## What is being asked
Arrange the material from the line containing "svg-text:value is down, your" up to and including the line containing "svg-text:$142,000: $142,000 [666,348,713,360]" as a Markdown table with the columns Row and Line, numbering each line and leaving out blank lines.

====================

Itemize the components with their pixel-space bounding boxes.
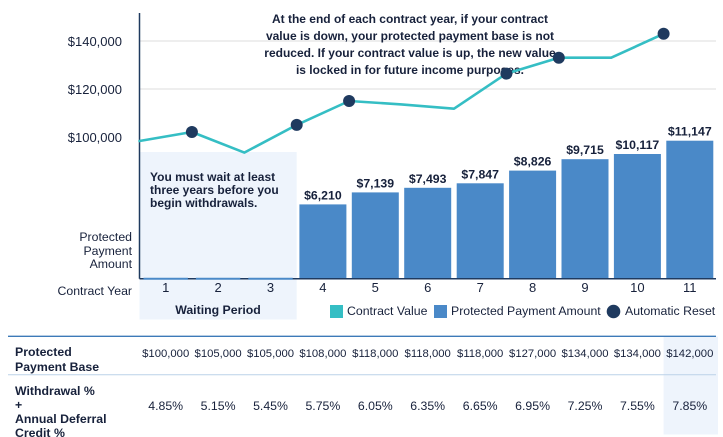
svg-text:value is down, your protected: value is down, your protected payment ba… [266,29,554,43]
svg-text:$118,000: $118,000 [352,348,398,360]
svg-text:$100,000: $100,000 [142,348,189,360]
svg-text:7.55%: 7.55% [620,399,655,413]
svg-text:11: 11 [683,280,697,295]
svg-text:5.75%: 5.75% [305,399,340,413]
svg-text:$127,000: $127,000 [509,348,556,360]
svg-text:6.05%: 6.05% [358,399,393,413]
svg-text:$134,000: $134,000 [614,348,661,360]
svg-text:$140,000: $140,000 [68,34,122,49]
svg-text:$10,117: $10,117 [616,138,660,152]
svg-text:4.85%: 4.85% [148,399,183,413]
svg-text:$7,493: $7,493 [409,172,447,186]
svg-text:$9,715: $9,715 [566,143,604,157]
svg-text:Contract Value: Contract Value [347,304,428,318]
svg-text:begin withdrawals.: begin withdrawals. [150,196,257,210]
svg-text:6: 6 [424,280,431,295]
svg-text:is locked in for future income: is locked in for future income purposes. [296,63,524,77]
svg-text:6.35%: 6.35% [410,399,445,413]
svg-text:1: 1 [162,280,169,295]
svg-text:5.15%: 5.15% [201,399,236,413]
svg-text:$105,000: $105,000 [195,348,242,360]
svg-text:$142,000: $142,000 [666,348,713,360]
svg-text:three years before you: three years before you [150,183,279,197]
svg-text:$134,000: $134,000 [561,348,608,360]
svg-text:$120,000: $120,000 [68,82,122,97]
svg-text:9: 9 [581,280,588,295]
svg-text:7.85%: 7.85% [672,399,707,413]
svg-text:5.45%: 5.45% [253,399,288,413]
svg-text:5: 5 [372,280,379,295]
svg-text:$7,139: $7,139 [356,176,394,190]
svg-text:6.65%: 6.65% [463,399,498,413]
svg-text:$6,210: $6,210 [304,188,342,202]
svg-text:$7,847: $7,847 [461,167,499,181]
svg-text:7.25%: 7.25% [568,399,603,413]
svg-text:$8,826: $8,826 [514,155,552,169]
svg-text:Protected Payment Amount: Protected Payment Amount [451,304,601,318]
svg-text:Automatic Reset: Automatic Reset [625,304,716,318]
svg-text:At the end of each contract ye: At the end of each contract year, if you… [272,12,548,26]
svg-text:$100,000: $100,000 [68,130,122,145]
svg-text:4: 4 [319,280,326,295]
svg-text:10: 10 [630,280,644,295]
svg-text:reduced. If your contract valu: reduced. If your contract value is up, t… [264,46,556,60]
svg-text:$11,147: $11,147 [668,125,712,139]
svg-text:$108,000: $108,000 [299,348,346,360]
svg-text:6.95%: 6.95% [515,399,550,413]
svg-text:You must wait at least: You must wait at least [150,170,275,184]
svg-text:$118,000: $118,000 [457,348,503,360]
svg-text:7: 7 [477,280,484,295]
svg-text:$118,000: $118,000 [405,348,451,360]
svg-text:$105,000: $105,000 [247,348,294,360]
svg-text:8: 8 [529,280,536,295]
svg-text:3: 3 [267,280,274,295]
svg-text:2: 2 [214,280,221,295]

====================

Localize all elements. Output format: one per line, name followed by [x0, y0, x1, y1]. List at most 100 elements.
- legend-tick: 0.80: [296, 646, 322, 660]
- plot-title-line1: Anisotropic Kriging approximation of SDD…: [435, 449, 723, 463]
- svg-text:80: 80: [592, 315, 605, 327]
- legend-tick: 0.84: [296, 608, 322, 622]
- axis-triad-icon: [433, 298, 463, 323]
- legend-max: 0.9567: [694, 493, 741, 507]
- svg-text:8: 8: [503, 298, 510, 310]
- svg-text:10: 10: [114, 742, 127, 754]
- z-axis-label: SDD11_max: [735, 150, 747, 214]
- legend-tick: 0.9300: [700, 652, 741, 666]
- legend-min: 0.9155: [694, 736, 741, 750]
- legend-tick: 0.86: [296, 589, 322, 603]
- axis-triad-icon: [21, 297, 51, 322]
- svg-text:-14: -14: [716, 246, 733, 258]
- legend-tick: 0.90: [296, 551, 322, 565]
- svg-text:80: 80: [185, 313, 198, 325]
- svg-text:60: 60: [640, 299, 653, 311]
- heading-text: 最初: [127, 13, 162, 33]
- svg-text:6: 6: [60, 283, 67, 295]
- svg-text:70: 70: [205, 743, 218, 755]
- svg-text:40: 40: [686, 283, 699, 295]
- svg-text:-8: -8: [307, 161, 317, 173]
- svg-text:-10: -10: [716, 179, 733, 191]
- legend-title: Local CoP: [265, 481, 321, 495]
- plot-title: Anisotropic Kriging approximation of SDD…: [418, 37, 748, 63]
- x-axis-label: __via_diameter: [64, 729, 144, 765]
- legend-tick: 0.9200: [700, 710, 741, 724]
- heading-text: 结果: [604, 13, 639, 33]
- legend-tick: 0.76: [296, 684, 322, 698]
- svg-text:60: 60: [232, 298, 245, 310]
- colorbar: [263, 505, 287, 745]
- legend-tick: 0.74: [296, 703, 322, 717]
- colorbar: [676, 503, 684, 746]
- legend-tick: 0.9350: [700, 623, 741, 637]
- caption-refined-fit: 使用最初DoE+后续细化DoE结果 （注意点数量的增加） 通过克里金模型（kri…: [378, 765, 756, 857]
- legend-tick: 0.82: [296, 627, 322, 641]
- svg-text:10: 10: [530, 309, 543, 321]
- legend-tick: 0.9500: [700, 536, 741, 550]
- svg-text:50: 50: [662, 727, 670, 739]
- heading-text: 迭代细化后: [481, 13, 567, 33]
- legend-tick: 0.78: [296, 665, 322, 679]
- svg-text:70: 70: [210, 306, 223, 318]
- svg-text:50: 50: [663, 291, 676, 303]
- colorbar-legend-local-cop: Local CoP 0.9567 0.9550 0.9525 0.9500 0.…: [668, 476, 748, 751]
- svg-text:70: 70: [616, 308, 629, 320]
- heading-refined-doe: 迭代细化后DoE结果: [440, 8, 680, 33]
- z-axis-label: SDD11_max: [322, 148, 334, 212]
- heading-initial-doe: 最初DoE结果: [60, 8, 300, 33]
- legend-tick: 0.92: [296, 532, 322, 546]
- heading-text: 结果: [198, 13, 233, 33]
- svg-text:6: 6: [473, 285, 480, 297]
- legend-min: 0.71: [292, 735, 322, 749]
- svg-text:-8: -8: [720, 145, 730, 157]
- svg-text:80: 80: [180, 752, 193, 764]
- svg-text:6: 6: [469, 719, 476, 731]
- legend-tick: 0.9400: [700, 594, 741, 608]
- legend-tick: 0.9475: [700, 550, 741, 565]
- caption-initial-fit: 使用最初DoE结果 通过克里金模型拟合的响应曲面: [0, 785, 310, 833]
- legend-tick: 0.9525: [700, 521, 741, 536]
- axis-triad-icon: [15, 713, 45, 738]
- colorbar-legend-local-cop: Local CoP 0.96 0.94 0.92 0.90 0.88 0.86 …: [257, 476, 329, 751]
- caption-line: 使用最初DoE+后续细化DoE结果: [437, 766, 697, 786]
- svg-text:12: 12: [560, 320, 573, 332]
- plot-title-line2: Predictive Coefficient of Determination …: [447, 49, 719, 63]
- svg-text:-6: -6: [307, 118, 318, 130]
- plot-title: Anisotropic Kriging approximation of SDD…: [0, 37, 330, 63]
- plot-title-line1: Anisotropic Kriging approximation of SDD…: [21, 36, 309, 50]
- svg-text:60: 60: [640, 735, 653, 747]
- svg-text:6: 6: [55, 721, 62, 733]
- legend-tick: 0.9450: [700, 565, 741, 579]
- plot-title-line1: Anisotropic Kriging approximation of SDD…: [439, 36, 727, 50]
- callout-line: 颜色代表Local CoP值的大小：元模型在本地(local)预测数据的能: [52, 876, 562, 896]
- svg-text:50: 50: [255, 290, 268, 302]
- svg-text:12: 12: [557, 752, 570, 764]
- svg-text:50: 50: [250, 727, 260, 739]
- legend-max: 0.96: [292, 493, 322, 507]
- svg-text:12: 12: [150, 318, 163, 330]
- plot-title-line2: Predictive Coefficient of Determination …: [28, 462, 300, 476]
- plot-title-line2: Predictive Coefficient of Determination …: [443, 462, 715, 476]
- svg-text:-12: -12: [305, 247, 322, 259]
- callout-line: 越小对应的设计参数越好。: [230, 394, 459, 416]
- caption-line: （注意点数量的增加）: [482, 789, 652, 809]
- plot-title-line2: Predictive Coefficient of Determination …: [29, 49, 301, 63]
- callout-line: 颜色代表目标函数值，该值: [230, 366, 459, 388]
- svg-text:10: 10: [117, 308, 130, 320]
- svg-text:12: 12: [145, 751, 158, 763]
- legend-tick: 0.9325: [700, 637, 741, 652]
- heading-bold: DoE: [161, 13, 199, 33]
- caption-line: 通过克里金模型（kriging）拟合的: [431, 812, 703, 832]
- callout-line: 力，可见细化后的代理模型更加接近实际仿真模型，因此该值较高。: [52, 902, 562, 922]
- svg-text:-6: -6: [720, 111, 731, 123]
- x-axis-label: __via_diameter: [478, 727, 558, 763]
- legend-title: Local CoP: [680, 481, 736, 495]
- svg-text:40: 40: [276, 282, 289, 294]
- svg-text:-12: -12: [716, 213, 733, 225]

====================

## Solution to this task
| Row | Line |
|---|---|
| 1 | svg-text:value is down, your protected: value is down, your protected payment ba… [266,29,554,43] |
| 2 | svg-text:$118,000: $118,000 [352,348,398,360] |
| 3 | svg-text:$100,000: $100,000 [142,348,189,360] |
| 4 | svg-text:7.55%: 7.55% [620,399,655,413] |
| 5 | svg-text:11: 11 [683,280,697,295] |
| 6 | svg-text:5.75%: 5.75% [305,399,340,413] |
| 7 | svg-text:$127,000: $127,000 [509,348,556,360] |
| 8 | svg-text:6.05%: 6.05% [358,399,393,413] |
| 9 | svg-text:$134,000: $134,000 [614,348,661,360] |
| 10 | svg-text:$140,000: $140,000 [68,34,122,49] |
| 11 | svg-text:$10,117: $10,117 [616,138,660,152] |
| 12 | svg-text:4.85%: 4.85% [148,399,183,413] |
| 13 | svg-text:$7,493: $7,493 [409,172,447,186] |
| 14 | svg-text:$9,715: $9,715 [566,143,604,157] |
| 15 | svg-text:Contract Value: Contract Value [347,304,428,318] |
| 16 | svg-text:begin withdrawals.: begin withdrawals. [150,196,257,210] |
| 17 | svg-text:6: 6 [424,280,431,295] |
| 18 | svg-text:is locked in for future income: is locked in for future income purposes. [296,63,524,77] |
| 19 | svg-text:6.35%: 6.35% [410,399,445,413] |
| 20 | svg-text:1: 1 [162,280,169,295] |
| 21 | svg-text:5.15%: 5.15% [201,399,236,413] |
| 22 | svg-text:$105,000: $105,000 [195,348,242,360] |
| 23 | svg-text:$142,000: $142,000 [666,348,713,360] |